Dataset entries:

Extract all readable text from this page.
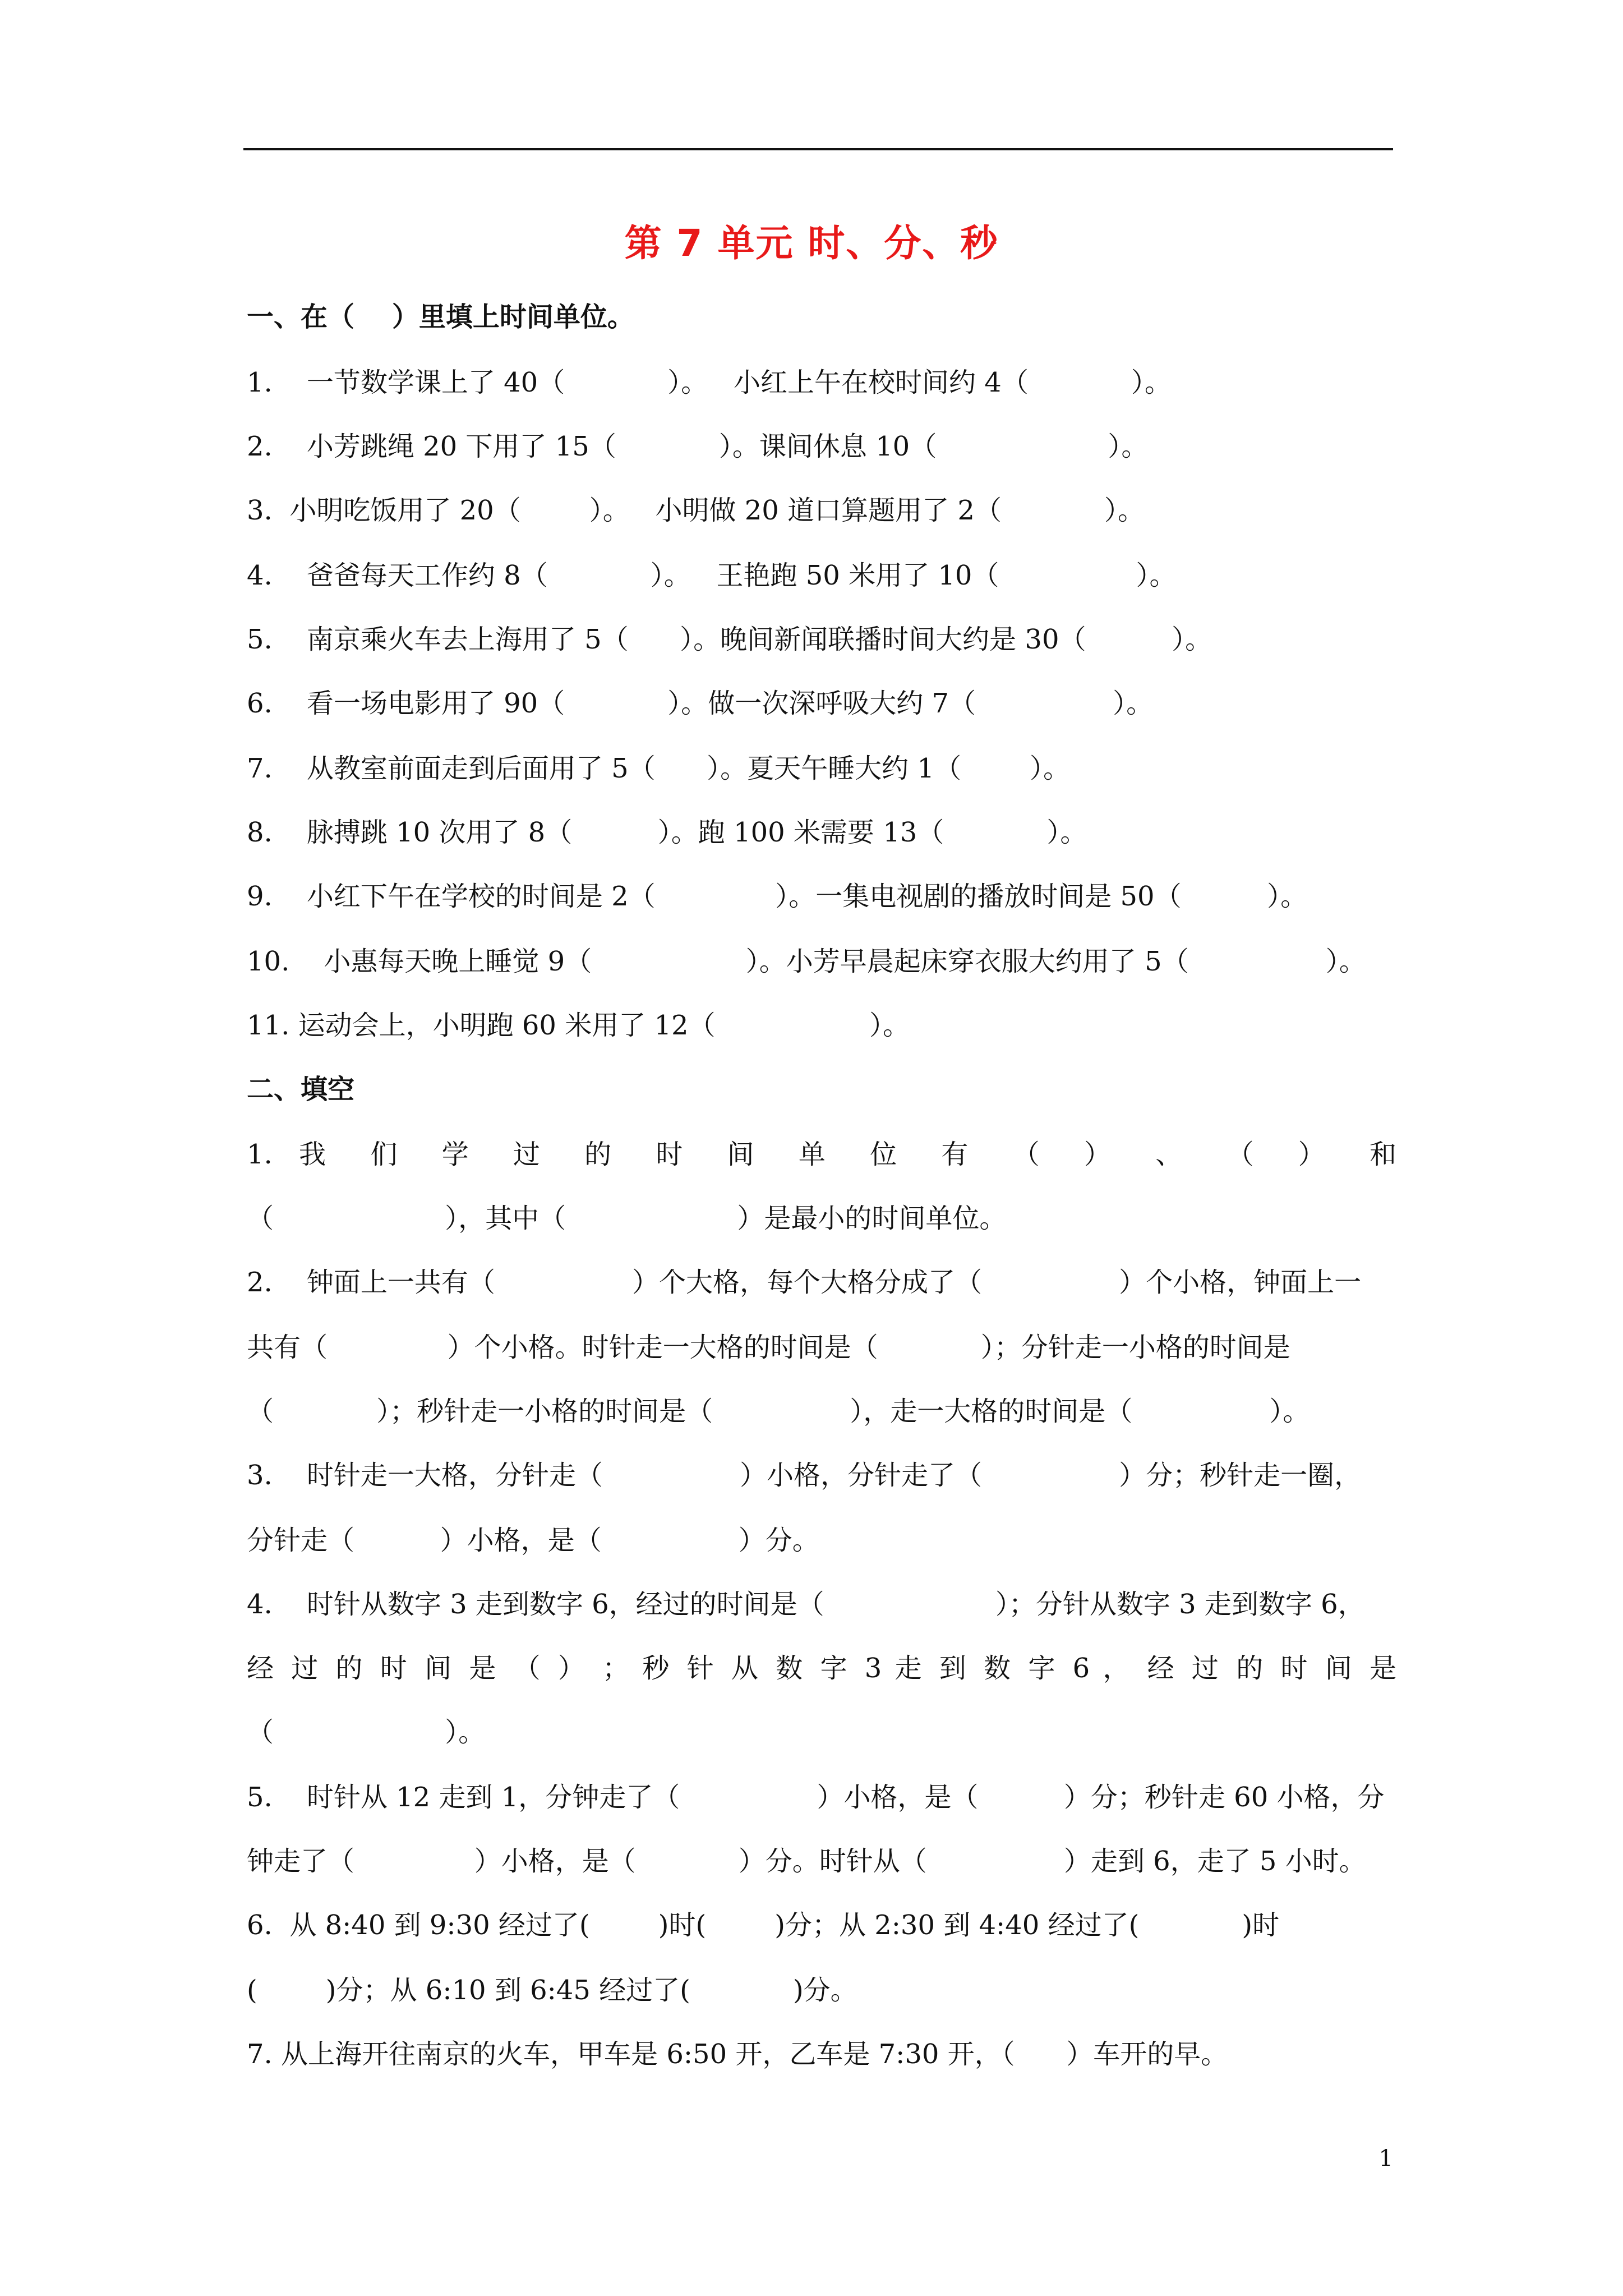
第 7 单元 时、分、秒
一、在（    ）里填上时间单位。
1.    一节数学课上了 40（            ）。   小红上午在校时间约 4（            ）。
2.    小芳跳绳 20 下用了 15（            ）。课间休息 10（                    ）。
3.  小明吃饭用了 20（        ）。   小明做 20 道口算题用了 2（            ）。
4.    爸爸每天工作约 8（            ）。   王艳跑 50 米用了 10（                ）。
5.    南京乘火车去上海用了 5（      ）。晚间新闻联播时间大约是 30（          ）。
6.    看一场电影用了 90（            ）。做一次深呼吸大约 7（                ）。
7.    从教室前面走到后面用了 5（      ）。夏天午睡大约 1（        ）。
8.    脉搏跳 10 次用了 8（          ）。跑 100 米需要 13（            ）。
9.    小红下午在学校的时间是 2（              ）。一集电视剧的播放时间是 50（          ）。
10.    小惠每天晚上睡觉 9（                  ）。小芳早晨起床穿衣服大约用了 5（                ）。
11. 运动会上，小明跑 60 米用了 12（                  ）。
二、填空
1. 我 们 学 过 的 时 间 单 位 有 （ ） 、 （ ） 和
（                    ），其中（                    ）是最小的时间单位。
2.    钟面上一共有（                ）个大格，每个大格分成了（                ）个小格，钟面上一
共有（              ）个小格。时针走一大格的时间是（            ）；分针走一小格的时间是
（            ）；秒针走一小格的时间是（                ），走一大格的时间是（                ）。
3.    时针走一大格，分针走（                ）小格，分针走了（                ）分；秒针走一圈，
分针走（          ）小格，是（                ）分。
4.    时针从数字 3 走到数字 6，经过的时间是（                    ）；分针从数字 3 走到数字 6，
经 过 的 时 间 是 （ ） ； 秒 针 从 数 字 3 走 到 数 字 6 ， 经 过 的 时 间 是
（                    ）。
5.    时针从 12 走到 1，分钟走了（                ）小格，是（          ）分；秒针走 60 小格，分
钟走了（              ）小格，是（            ）分。时针从（                ）走到 6，走了 5 小时。
6.  从 8:40 到 9:30 经过了(        )时(        )分；从 2:30 到 4:40 经过了(            )时
(        )分；从 6:10 到 6:45 经过了(            )分。
7. 从上海开往南京的火车，甲车是 6:50 开，乙车是 7:30 开，（      ）车开的早。
1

* DIRECTIONS
All records should be output exactly, with the pictures left out.

* WRITTEN ANSWER
Extract all readable text from this page.
第 7 单元 时、分、秒
一、在（    ）里填上时间单位。
1.    一节数学课上了 40（            ）。   小红上午在校时间约 4（            ）。
2.    小芳跳绳 20 下用了 15（            ）。课间休息 10（                    ）。
3.  小明吃饭用了 20（        ）。   小明做 20 道口算题用了 2（            ）。
4.    爸爸每天工作约 8（            ）。   王艳跑 50 米用了 10（                ）。
5.    南京乘火车去上海用了 5（      ）。晚间新闻联播时间大约是 30（          ）。
6.    看一场电影用了 90（            ）。做一次深呼吸大约 7（                ）。
7.    从教室前面走到后面用了 5（      ）。夏天午睡大约 1（        ）。
8.    脉搏跳 10 次用了 8（          ）。跑 100 米需要 13（            ）。
9.    小红下午在学校的时间是 2（              ）。一集电视剧的播放时间是 50（          ）。
10.    小惠每天晚上睡觉 9（                  ）。小芳早晨起床穿衣服大约用了 5（                ）。
11. 运动会上，小明跑 60 米用了 12（                  ）。
二、填空
1. 我 们 学 过 的 时 间 单 位 有 （ ） 、 （ ） 和
（                    ），其中（                    ）是最小的时间单位。
2.    钟面上一共有（                ）个大格，每个大格分成了（                ）个小格，钟面上一
共有（              ）个小格。时针走一大格的时间是（            ）；分针走一小格的时间是
（            ）；秒针走一小格的时间是（                ），走一大格的时间是（                ）。
3.    时针走一大格，分针走（                ）小格，分针走了（                ）分；秒针走一圈，
分针走（          ）小格，是（                ）分。
4.    时针从数字 3 走到数字 6，经过的时间是（                    ）；分针从数字 3 走到数字 6，
经 过 的 时 间 是 （ ） ； 秒 针 从 数 字 3 走 到 数 字 6 ， 经 过 的 时 间 是
（                    ）。
5.    时针从 12 走到 1，分钟走了（                ）小格，是（          ）分；秒针走 60 小格，分
钟走了（              ）小格，是（            ）分。时针从（                ）走到 6，走了 5 小时。
6.  从 8:40 到 9:30 经过了(        )时(        )分；从 2:30 到 4:40 经过了(            )时
(        )分；从 6:10 到 6:45 经过了(            )分。
7. 从上海开往南京的火车，甲车是 6:50 开，乙车是 7:30 开，（      ）车开的早。
1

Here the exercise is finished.